* [The problem] Write out the whole listing exactly as it stands.

─── Task material ───

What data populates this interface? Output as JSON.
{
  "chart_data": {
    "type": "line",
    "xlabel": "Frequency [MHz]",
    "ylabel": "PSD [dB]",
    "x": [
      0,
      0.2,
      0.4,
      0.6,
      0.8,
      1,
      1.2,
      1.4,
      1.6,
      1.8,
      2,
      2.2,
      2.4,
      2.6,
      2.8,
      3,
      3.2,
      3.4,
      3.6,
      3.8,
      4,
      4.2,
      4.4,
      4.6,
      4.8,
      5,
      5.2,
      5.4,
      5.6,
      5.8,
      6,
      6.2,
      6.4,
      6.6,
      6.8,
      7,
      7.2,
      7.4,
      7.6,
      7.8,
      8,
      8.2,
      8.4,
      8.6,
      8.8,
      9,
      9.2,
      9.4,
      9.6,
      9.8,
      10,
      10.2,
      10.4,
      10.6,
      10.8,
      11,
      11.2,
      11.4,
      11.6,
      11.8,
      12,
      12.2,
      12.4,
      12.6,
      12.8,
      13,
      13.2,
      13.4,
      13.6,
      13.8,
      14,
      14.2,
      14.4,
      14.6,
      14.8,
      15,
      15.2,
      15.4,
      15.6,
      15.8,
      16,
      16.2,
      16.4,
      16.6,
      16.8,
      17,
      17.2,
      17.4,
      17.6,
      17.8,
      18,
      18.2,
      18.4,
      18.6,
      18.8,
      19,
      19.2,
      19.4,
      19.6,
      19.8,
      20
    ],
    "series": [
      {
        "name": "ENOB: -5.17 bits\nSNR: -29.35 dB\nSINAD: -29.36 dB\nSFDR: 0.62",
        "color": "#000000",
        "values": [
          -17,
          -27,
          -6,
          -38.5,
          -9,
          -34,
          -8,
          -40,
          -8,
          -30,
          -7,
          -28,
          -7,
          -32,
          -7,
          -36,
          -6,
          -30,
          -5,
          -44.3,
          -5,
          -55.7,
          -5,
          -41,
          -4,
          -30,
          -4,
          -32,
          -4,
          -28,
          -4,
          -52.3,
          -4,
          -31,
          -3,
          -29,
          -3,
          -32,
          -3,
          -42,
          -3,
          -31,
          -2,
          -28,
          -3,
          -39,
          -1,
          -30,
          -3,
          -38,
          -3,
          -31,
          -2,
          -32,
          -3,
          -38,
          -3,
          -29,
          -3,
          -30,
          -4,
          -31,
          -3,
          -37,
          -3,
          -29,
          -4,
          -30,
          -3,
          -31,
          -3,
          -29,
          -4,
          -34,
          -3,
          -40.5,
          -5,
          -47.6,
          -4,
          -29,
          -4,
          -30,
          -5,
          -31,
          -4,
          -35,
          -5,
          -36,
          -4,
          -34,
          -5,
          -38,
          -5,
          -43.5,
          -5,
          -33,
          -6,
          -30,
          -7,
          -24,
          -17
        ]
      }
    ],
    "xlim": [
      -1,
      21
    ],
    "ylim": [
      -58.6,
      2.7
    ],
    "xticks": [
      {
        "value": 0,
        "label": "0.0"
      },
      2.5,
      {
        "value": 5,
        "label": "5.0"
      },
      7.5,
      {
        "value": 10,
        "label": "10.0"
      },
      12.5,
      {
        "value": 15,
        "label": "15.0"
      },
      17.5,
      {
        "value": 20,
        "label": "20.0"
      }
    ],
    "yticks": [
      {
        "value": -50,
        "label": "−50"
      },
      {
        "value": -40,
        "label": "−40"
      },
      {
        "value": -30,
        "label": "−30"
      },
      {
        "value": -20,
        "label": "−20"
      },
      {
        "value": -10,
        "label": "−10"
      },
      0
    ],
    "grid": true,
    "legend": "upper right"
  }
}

───

* [Solution]
What data populates this interface? Output as JSON.
{
  "chart_data": {
    "type": "line",
    "xlabel": "Frequency [MHz]",
    "ylabel": "PSD [dB]",
    "x": [
      0,
      0.2,
      0.4,
      0.6,
      0.8,
      1,
      1.2,
      1.4,
      1.6,
      1.8,
      2,
      2.2,
      2.4,
      2.6,
      2.8,
      3,
      3.2,
      3.4,
      3.6,
      3.8,
      4,
      4.2,
      4.4,
      4.6,
      4.8,
      5,
      5.2,
      5.4,
      5.6,
      5.8,
      6,
      6.2,
      6.4,
      6.6,
      6.8,
      7,
      7.2,
      7.4,
      7.6,
      7.8,
      8,
      8.2,
      8.4,
      8.6,
      8.8,
      9,
      9.2,
      9.4,
      9.6,
      9.8,
      10,
      10.2,
      10.4,
      10.6,
      10.8,
      11,
      11.2,
      11.4,
      11.6,
      11.8,
      12,
      12.2,
      12.4,
      12.6,
      12.8,
      13,
      13.2,
      13.4,
      13.6,
      13.8,
      14,
      14.2,
      14.4,
      14.6,
      14.8,
      15,
      15.2,
      15.4,
      15.6,
      15.8,
      16,
      16.2,
      16.4,
      16.6,
      16.8,
      17,
      17.2,
      17.4,
      17.6,
      17.8,
      18,
      18.2,
      18.4,
      18.6,
      18.8,
      19,
      19.2,
      19.4,
      19.6,
      19.8,
      20
    ],
    "series": [
      {
        "name": "ENOB: -5.17 bits\nSNR: -29.35 dB\nSINAD: -29.36 dB\nSFDR: 0.62",
        "color": "#000000",
        "values": [
          -17,
          -27,
          -6,
          -38.5,
          -9,
          -34,
          -8,
          -40,
          -8,
          -30,
          -7,
          -28,
          -7,
          -32,
          -7,
          -36,
          -6,
          -30,
          -5,
          -44.3,
          -5,
          -55.7,
          -5,
          -41,
          -4,
          -30,
          -4,
          -32,
          -4,
          -28,
          -4,
          -52.3,
          -4,
          -31,
          -3,
          -29,
          -3,
          -32,
          -3,
          -42,
          -3,
          -31,
          -2,
          -28,
          -3,
          -39,
          -1,
          -30,
          -3,
          -38,
          -3,
          -31,
          -2,
          -32,
          -3,
          -38,
          -3,
          -29,
          -3,
          -30,
          -4,
          -31,
          -3,
          -37,
          -3,
          -29,
          -4,
          -30,
          -3,
          -31,
          -3,
          -29,
          -4,
          -34,
          -3,
          -40.5,
          -5,
          -47.6,
          -4,
          -29,
          -4,
          -30,
          -5,
          -31,
          -4,
          -35,
          -5,
          -36,
          -4,
          -34,
          -5,
          -38,
          -5,
          -43.5,
          -5,
          -33,
          -6,
          -30,
          -7,
          -24,
          -17
        ]
      }
    ],
    "xlim": [
      -1,
      21
    ],
    "ylim": [
      -58.6,
      2.7
    ],
    "xticks": [
      {
        "value": 0,
        "label": "0.0"
      },
      2.5,
      {
        "value": 5,
        "label": "5.0"
      },
      7.5,
      {
        "value": 10,
        "label": "10.0"
      },
      12.5,
      {
        "value": 15,
        "label": "15.0"
      },
      17.5,
      {
        "value": 20,
        "label": "20.0"
      }
    ],
    "yticks": [
      {
        "value": -50,
        "label": "−50"
      },
      {
        "value": -40,
        "label": "−40"
      },
      {
        "value": -30,
        "label": "−30"
      },
      {
        "value": -20,
        "label": "−20"
      },
      {
        "value": -10,
        "label": "−10"
      },
      0
    ],
    "grid": true,
    "legend": "upper right"
  }
}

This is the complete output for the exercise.